**EXTRAHIERTER TEXT:**
D beinhaltet die maximale Einlagenerhöhung auf Grundlage von c, errechnet nach der vorgenannten Formel oder aber auch, wie aus der Bilanz ersichtlich, den beiden Einlageposten c + X.
Anhand der Darstellung eines einzelnen Darlehens erläutert Phillips den zeitlichen Kontenverlauf. Dabei unterscheidet er streng zwischen einer Primär- und einer Sekundäreinlage.
"Es kann als gesichert festgehalten werden, dass unsere Banken in der Summe ein Verhältnis von Sekundäreinlagen zu Darlehen von etwa 5 bis 20 % besitzen."
"Senkrechte Achsen, errichtet an zwei beliebigen Punkten zwischen a und b würden die derivate Einlagenkurve so schneiden, dass die Summe der vertikalen Abstände des Schnittpunktes oberhalb der M N –Linie in beiden Fällen etwa gleich wäre."
Zur besseren Lesbarkeit sind gegenüber dem Original einige Kurven farbig angelegt, sodass ein Verfolgen des Kurvenverlaufs etwas leichter fällt.
Mehrbankensystem
"Unser Verständnis zur Natur der Kreditbankgeschäfte und der Art der primär- und derivativen Einlagen wird uns nun ermöglichen, mit der Entwicklung einer Formel für die Bestimmung des Betrages fortzufahren, den jede Einzelbank eines Systems seinem Darlehens- und Diskontierungsposten, aufgrund einer zusätzlichen Bareinzahlung, hinzufügen kann.

**GESPEICHERTE DATEN:**
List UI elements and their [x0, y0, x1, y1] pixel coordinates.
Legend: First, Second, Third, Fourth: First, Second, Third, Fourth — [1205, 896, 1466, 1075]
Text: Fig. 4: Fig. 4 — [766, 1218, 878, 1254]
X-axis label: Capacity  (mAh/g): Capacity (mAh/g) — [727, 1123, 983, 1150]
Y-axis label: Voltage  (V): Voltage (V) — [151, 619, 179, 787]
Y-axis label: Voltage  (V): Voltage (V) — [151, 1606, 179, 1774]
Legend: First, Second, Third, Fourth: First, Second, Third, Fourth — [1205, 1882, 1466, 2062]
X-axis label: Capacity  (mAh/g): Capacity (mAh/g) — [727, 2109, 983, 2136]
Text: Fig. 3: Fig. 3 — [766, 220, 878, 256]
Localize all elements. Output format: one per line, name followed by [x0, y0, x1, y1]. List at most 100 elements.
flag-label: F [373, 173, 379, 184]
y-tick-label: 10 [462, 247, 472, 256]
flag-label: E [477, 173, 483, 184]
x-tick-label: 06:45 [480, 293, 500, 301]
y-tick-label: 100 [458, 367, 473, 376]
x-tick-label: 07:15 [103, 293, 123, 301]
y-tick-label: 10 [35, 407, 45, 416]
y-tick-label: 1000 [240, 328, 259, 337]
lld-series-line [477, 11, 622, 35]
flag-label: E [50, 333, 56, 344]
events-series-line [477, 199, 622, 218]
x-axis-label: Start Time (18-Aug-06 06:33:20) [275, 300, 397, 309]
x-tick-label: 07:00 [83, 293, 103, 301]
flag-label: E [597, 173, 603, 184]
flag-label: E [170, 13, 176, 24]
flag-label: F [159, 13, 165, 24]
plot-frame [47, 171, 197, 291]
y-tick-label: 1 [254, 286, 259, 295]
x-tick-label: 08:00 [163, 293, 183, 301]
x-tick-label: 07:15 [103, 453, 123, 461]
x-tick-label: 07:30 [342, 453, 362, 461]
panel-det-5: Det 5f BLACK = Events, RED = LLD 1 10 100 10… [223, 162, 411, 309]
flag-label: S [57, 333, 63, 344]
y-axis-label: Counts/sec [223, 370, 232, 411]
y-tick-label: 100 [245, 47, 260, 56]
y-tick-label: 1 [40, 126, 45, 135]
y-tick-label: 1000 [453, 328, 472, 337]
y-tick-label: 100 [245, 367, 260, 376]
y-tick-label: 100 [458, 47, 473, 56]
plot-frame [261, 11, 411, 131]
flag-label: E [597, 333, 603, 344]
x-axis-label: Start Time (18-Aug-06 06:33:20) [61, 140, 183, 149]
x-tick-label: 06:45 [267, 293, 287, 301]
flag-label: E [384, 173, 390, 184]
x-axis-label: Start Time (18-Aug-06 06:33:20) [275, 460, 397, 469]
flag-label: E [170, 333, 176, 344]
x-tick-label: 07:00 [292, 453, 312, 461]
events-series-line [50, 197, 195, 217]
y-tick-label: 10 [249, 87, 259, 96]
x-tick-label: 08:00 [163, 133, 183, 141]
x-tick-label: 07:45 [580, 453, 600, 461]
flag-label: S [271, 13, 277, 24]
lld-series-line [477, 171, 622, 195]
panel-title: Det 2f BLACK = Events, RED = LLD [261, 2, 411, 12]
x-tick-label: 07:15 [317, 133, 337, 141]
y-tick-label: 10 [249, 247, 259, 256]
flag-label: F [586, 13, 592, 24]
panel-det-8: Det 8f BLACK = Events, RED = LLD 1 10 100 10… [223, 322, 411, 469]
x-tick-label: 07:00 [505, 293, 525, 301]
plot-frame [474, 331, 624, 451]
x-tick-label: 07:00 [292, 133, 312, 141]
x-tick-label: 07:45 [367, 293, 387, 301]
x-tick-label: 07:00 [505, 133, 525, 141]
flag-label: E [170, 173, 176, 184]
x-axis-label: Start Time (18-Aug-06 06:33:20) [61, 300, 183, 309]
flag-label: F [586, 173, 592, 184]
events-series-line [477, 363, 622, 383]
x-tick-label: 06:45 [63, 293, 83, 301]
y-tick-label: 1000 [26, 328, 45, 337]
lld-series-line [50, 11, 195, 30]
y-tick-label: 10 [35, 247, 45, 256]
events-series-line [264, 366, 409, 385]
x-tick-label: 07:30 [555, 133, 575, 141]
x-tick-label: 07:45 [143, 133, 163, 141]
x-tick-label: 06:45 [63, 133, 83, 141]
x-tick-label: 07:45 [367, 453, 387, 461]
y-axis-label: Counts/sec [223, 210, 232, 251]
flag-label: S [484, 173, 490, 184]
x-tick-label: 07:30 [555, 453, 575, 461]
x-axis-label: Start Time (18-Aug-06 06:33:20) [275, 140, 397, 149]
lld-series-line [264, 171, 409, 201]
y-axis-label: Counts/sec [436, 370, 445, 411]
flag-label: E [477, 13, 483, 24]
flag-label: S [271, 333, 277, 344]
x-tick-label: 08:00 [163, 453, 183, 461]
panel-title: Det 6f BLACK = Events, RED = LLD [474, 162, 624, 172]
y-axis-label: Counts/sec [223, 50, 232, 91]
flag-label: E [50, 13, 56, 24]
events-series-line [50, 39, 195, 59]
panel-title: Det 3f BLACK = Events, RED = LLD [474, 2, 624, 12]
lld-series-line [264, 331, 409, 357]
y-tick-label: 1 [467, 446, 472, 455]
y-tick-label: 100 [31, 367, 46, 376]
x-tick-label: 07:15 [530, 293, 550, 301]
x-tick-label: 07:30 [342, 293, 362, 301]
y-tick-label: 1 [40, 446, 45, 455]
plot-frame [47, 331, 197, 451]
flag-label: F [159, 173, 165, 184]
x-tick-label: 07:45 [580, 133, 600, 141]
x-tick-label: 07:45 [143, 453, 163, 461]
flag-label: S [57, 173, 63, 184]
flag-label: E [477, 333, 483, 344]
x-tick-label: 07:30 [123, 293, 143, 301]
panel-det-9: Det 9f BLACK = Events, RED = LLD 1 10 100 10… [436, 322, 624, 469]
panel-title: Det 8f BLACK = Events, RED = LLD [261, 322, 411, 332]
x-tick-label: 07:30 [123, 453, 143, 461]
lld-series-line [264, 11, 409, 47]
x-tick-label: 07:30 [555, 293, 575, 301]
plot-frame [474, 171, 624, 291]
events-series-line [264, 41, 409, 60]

**GEGEBENE AUFGABE A:**
Prüfe anhand des Textes zur Bankkredittheorie von Phillips, ob die folgenden Aussagen mit ihm übereinstimmen: (i) Phillips trennt streng zwischen Primär- und Sekundäreinlage. (ii) Die Banken besitzen in der Summe ein Verhältnis von Sekundäreinlagen zu Darlehen von etwa 50 %. (iii) Sämtliche Kurven sind bereits im Original farbig angelegt. Antworte jeweils mit Ja oder Nein und zitiere die entscheidenden Worte des Textes.
**GEGEBENE AUFGABE B:**
Führe den Text zur Bankkredittheorie von Phillips im Anschluss an seinen letzten Satz fort.

**LÖSUNG A:**
(i) Ja: „Dabei unterscheidet er streng zwischen einer Primär- und einer Sekundäreinlage.“
(ii) Nein: „ein Verhältnis von Sekundäreinlagen zu Darlehen von etwa 5 bis 20 %“
(iii) Nein: „Zur besseren Lesbarkeit sind gegenüber dem Original einige Kurven farbig angelegt“

**LÖSUNG B:**
Verwendet werden die folgenden Größen und ihre Abkürzungen:
- Das zusätzliche Bargeld oder Reserve (c);
- Überschussreserve, d.h. dass, was eine Bank infolge eines zusätzlichen Darlehens verliert (c1);
- Darlehenserweiterung infolge zusätzlichen Bargeldes (x);
- Das Verhältnis von Bargeld oder Reserve zu Einlagen (r);
- Das Verhältnis von derivaten Einlagen zu Darlehen (k)."
Die entwickelte Formel lautet x = c ( 1 - r ) / ( kr + 1 - k ). Im Beispiel mit c=$1.000, r=0,1 und k=0,2 folgt für x ein Wert von $1.097,56. Wenn also $1.000 an Bargeld eingezahlt werden kann die Bank daraus ein Darlehen in Höhe von $1.097,56 gewähren. Dies bedingt dadurch, dass die Darlehenssumme im Durchschnitt nur zu 80 % von der Bank abgezogen wird. Wird die Darlehenssumme ganz entnommen, d.h. k=0, kann höchstens ein Darlehen von $900 vergeben werden.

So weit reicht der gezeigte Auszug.